> **Consigne donnée 1**
Reproduisez intégralement l'article sur le retrait des troupes américaines du Niger.

Vendredi 19
avril, au terme de plusieurs mois de négociations accompagnées de promesses
sonnantes et trébuchantes, puis de menaces, les Etats-Unis ont été finalement contraints
d’accepter de devoir retirer leurs troupes du Niger. Après les Français, les voilà
donc eux aussi, chassés d’un pays qui, jusque-là, n’avait rien à leur refuser.
Avec ce départ
exigé par les autorités de Niamey au pouvoir depuis le coup d’Etat du 26
juillet 2023, les Etats-Unis vont perdre leur importante base d’Agadez
spécialisée dans l’écoute et dans la guerre électronique. Une emprise qui leur
permettait de surveiller toute la bande sahélienne, la profondeur saharienne
libyenne, ainsi que toute la région péri-tchadique. Cette base qui leur avait
coûté plus de 100 millions de dollars abritait également les drones utilisés
dans la lutte contre les groupes jihadistes.
Les Etats-Unis
avaient pourtant pensé que, contrairement à la France, n’étant pas l’ancienne
puissance coloniale, ils allaient donc pouvoir rester au Niger, d’autant plus
que, jusque-là, ce pays parmi les plus pauvres du monde, n’avait jamais résisté
aux « arguments » du dollar…
Mais les temps
ont changé. Avec l’émergence de nouvelles puissances -Russie, Chine ou encore
Inde-, les pays africains peuvent désormais se permettre de ne plus être de
simples correspondants acquiesçant docilement aux diktats, notamment
démocratiques, des « Occidentaux ». Ou bien d’apparaître comme d’obéissants
vassaux contraints de reconnaître les nouvelles normes morales occidentales -« théorie
du genre » ou « singularités » LGBT-, nouveautés totalement
incompréhensibles en Afrique où un homme est un homme… une femme… une femme…
Le 16 mars, le
Niger avait déjà annoncé la rupture « avec effet immédiat » de
l’accord militaire le liant aux Etats-Unis, vu comme un « accord
imposé ». Parmi les raisons de ce divorce, le colonel Amadou Abdramane
évoqua à la télévision nationale la « condescendance » de madame
Molly Phee, secrétaire d’Etat adjoint aux Affaires africaines. Cette dernière
avait en effet déclaré avec une arrogante suffisance que les Etats-Unis étaient
prêts à reprendre leur coopération à condition que le Niger rétablisse la
démocratie et cesse d’entretenir des relations avec la Russie.

> **Consigne donnée 2**
Dans la liste, du début jusqu'à la ligne contenant « The control unit 27 is at (82, 225). » incluse, substituez « rain deflector » à « raindrop wiper » et redonnez uniquement ces lignes, sans autre modification.

Données enregistrées
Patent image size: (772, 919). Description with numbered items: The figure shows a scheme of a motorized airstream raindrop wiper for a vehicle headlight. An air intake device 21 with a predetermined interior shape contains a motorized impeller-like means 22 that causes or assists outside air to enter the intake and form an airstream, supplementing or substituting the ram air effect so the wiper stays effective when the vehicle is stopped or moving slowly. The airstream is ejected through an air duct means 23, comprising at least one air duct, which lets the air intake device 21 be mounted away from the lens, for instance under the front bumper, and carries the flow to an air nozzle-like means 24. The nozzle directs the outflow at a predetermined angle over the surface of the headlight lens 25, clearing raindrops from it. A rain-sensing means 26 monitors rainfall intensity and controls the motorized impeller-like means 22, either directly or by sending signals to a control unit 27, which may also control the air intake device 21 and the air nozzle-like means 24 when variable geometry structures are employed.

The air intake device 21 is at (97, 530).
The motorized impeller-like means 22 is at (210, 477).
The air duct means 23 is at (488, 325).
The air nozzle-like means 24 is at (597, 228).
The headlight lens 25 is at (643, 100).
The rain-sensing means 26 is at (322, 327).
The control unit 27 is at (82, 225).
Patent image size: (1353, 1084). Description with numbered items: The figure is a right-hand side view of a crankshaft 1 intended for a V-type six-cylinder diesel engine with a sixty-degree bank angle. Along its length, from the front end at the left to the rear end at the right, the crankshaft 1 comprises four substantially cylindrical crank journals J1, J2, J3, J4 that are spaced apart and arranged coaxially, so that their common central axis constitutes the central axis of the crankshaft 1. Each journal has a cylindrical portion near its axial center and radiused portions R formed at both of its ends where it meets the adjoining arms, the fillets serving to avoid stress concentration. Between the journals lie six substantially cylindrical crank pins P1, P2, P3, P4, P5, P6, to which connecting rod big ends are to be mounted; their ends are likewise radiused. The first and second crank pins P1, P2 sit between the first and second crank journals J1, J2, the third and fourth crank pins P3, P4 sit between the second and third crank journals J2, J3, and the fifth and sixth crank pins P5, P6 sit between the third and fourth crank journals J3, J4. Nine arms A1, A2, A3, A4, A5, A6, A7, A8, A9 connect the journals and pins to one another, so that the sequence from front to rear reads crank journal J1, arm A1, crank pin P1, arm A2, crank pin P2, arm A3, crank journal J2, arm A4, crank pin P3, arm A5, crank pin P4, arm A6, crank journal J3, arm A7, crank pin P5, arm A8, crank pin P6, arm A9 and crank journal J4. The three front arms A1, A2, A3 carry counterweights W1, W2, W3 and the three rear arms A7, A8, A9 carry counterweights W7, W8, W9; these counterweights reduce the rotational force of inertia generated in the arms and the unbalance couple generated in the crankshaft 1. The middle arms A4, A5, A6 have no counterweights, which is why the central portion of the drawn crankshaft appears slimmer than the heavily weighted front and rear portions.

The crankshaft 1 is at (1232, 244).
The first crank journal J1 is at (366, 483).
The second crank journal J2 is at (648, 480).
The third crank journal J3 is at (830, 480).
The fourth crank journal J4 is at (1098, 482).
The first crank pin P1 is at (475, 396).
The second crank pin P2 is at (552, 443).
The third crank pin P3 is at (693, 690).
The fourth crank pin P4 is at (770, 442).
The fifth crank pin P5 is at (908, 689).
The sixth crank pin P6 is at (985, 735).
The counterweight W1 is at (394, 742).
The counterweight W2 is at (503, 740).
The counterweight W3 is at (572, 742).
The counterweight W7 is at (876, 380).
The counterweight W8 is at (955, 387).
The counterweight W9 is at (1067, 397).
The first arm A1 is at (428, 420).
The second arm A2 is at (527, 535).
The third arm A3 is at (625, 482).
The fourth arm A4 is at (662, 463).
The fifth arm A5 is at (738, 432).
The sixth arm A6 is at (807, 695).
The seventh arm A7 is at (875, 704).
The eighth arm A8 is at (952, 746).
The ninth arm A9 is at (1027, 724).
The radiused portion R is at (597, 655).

> **Résultat complet 1**
Vendredi 19
avril, au terme de plusieurs mois de négociations accompagnées de promesses
sonnantes et trébuchantes, puis de menaces, les Etats-Unis ont été finalement contraints
d’accepter de devoir retirer leurs troupes du Niger. Après les Français, les voilà
donc eux aussi, chassés d’un pays qui, jusque-là, n’avait rien à leur refuser.
Avec ce départ
exigé par les autorités de Niamey au pouvoir depuis le coup d’Etat du 26
juillet 2023, les Etats-Unis vont perdre leur importante base d’Agadez
spécialisée dans l’écoute et dans la guerre électronique. Une emprise qui leur
permettait de surveiller toute la bande sahélienne, la profondeur saharienne
libyenne, ainsi que toute la région péri-tchadique. Cette base qui leur avait
coûté plus de 100 millions de dollars abritait également les drones utilisés
dans la lutte contre les groupes jihadistes.
Les Etats-Unis
avaient pourtant pensé que, contrairement à la France, n’étant pas l’ancienne
puissance coloniale, ils allaient donc pouvoir rester au Niger, d’autant plus
que, jusque-là, ce pays parmi les plus pauvres du monde, n’avait jamais résisté
aux « arguments » du dollar…
Mais les temps
ont changé. Avec l’émergence de nouvelles puissances -Russie, Chine ou encore
Inde-, les pays africains peuvent désormais se permettre de ne plus être de
simples correspondants acquiesçant docilement aux diktats, notamment
démocratiques, des « Occidentaux ». Ou bien d’apparaître comme d’obéissants
vassaux contraints de reconnaître les nouvelles normes morales occidentales -« théorie
du genre » ou « singularités » LGBT-, nouveautés totalement
incompréhensibles en Afrique où un homme est un homme… une femme… une femme…
Le 16 mars, le
Niger avait déjà annoncé la rupture « avec effet immédiat » de
l’accord militaire le liant aux Etats-Unis, vu comme un « accord
imposé ». Parmi les raisons de ce divorce, le colonel Amadou Abdramane
évoqua à la télévision nationale la « condescendance » de madame
Molly Phee, secrétaire d’Etat adjoint aux Affaires africaines. Cette dernière
avait en effet déclaré avec une arrogante suffisance que les Etats-Unis étaient
prêts à reprendre leur coopération à condition que le Niger rétablisse la
démocratie et cesse d’entretenir des relations avec la Russie.

> **Résultat complet 2**
Patent image size: (772, 919). Description with numbered items: The figure shows a scheme of a motorized airstream rain deflector for a vehicle headlight. An air intake device 21 with a predetermined interior shape contains a motorized impeller-like means 22 that causes or assists outside air to enter the intake and form an airstream, supplementing or substituting the ram air effect so the wiper stays effective when the vehicle is stopped or moving slowly. The airstream is ejected through an air duct means 23, comprising at least one air duct, which lets the air intake device 21 be mounted away from the lens, for instance under the front bumper, and carries the flow to an air nozzle-like means 24. The nozzle directs the outflow at a predetermined angle over the surface of the headlight lens 25, clearing raindrops from it. A rain-sensing means 26 monitors rainfall intensity and controls the motorized impeller-like means 22, either directly or by sending signals to a control unit 27, which may also control the air intake device 21 and the air nozzle-like means 24 when variable geometry structures are employed.

The air intake device 21 is at (97, 530).
The motorized impeller-like means 22 is at (210, 477).
The air duct means 23 is at (488, 325).
The air nozzle-like means 24 is at (597, 228).
The headlight lens 25 is at (643, 100).
The rain-sensing means 26 is at (322, 327).
The control unit 27 is at (82, 225).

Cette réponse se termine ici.